• 阅读摘录
════════════════════

抑郁症可怕吗?申荷永说:“抑郁症就好像是做了一个很长的梦,很长时间沉浸在黑暗里。但纵使黑夜再长,也终会有黎明破晓时。”
作为一个著名心理学家,申荷永平静地注视着每位到访者内心的苦痛和挣扎,那些黑夜里的忧郁和挣扎、困顿与呐喊,都掩埋于他内心深处,潜伏于他平静的表述中。“我们的社会和文化是充满苦难的,这种苦难压在我们每一个人身上。即使我没有抑郁症,我也承受着,只是那些抑郁症患者承受的更多,所以他们不孤单。”
抑郁症是现代社会病?
人的心灵并非被动地被挤压
[“文化大革命”是个特殊时期,但是那个时期产生的抑郁症并不多,较多抑郁症的产生是在对“文化大革命”反思的时候,“伤痕文学”就是这样。]
记者(以下简称“记”):有人把抑郁症形容为“心灵的感冒”,还有人把抑郁症患者看成是世界上“最消极最悲伤”的人,社会上对抑郁症是否还存在一些误区或者偏见?
申荷永(以下简称“申”):得了抑郁症,不单单是心灵感冒的问题了,它会导致自杀,是一种比较严重的心理疾病,有一种神经症的倾向,这就不仅仅是心理上的,更多是一种生理上的不可控制。

════════════════════

• 所给记录

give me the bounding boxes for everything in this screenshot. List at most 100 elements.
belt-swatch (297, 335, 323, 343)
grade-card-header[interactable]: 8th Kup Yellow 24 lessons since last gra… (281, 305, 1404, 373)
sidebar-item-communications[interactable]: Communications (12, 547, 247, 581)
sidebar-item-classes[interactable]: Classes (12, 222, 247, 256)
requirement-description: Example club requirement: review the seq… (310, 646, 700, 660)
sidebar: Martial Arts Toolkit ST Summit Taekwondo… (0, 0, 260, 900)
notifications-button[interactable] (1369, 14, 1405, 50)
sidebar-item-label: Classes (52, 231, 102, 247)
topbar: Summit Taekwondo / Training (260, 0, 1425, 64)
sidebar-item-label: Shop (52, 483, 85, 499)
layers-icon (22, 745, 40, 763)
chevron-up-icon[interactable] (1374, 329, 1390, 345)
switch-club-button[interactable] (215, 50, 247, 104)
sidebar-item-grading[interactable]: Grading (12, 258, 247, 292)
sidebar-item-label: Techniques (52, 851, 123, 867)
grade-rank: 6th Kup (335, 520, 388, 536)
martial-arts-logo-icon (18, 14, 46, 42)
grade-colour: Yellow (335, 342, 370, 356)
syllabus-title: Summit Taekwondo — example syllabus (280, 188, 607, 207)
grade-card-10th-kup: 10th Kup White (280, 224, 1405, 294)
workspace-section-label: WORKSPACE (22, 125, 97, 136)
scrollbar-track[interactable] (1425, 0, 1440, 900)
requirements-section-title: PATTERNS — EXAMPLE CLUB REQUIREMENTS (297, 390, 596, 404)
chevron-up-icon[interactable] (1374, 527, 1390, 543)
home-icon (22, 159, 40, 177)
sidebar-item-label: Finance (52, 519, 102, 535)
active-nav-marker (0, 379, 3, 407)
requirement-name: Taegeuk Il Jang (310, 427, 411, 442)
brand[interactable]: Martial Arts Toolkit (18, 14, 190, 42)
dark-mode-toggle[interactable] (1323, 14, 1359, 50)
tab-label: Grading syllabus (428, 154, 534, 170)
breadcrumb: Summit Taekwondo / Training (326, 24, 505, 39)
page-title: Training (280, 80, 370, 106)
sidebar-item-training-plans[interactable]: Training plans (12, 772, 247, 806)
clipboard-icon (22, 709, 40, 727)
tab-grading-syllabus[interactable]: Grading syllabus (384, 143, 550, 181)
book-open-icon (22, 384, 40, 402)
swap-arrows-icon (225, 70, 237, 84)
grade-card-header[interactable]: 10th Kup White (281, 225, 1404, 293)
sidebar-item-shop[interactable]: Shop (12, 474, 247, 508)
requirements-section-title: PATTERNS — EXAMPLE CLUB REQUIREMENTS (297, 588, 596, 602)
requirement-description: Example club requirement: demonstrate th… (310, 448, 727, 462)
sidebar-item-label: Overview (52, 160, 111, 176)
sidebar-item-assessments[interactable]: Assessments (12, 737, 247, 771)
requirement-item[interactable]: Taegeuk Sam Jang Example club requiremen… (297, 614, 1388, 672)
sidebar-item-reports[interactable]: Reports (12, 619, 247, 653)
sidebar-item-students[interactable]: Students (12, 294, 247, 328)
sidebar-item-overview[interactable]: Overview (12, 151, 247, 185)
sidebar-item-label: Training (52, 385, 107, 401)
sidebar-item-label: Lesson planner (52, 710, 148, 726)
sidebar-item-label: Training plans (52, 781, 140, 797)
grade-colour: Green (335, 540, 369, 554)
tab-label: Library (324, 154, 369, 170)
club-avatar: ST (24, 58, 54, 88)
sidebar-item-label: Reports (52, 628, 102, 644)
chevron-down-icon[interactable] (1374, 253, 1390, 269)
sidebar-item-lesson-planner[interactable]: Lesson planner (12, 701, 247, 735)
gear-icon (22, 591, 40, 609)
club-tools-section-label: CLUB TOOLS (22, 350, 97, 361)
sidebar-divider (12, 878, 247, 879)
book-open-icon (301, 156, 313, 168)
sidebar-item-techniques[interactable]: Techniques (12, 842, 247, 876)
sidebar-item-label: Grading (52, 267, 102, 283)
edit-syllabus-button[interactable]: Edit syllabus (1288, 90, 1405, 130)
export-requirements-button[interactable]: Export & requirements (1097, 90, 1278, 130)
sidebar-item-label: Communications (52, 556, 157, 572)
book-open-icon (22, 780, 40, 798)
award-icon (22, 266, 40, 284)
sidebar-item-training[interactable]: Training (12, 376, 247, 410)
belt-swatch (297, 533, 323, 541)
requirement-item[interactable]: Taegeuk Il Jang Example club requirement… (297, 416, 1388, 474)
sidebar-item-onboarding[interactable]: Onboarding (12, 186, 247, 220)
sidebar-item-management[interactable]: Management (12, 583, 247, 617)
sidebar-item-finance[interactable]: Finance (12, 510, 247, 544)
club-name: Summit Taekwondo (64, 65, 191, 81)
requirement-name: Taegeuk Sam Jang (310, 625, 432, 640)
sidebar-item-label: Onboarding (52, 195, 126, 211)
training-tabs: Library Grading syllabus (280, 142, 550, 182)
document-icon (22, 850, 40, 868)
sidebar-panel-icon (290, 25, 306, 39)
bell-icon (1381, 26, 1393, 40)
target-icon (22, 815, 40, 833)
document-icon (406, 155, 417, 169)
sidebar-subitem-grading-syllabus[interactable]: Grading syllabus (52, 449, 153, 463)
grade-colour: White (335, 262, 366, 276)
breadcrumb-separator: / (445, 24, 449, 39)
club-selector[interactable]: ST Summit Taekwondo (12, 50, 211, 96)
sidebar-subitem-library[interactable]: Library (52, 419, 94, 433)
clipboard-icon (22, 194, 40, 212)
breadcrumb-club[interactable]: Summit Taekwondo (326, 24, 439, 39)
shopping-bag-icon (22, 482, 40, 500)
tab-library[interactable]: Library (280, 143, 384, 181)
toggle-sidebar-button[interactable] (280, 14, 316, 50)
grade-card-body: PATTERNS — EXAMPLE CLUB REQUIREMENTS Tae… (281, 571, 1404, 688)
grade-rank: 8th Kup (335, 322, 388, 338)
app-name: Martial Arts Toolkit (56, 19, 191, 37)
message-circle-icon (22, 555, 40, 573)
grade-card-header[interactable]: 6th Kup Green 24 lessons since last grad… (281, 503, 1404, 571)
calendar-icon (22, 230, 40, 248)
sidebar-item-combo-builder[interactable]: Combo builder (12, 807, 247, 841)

════════════════════

• 任务目标
请从这篇关于抑郁症的访谈摘录的最后一句之后接着往下续写。 这些记录是另一份独立的材料。

• 任务结果
任何人的心理都与几种因素有关,身体、视觉、听觉等等,这是基础。心理问题一般都是被引发的,可能是外部世界的刺激、与悲伤或者压力有关。这些悲伤、压力透过我们的心理转化为情绪低落,在触发背后我们称之为“无意识”,就是与生理、心理无关的。
不光中国,美国的抑郁症也非常明显,被称为“抑郁症”的国家。每年的10月份,美国的一些专业的心理机构就会开放,介绍一些抑郁症或者是抑郁倾向的一些知识,告诉你怎么去避免、摆脱、预防。
记:刚刚您提到,除了生理因素,一个人的心理因素也是占有很大的比重的,现在抑郁症在社会上有点泛滥的趋势,是否与现代社会对人类精神灵魂的挤压有关系?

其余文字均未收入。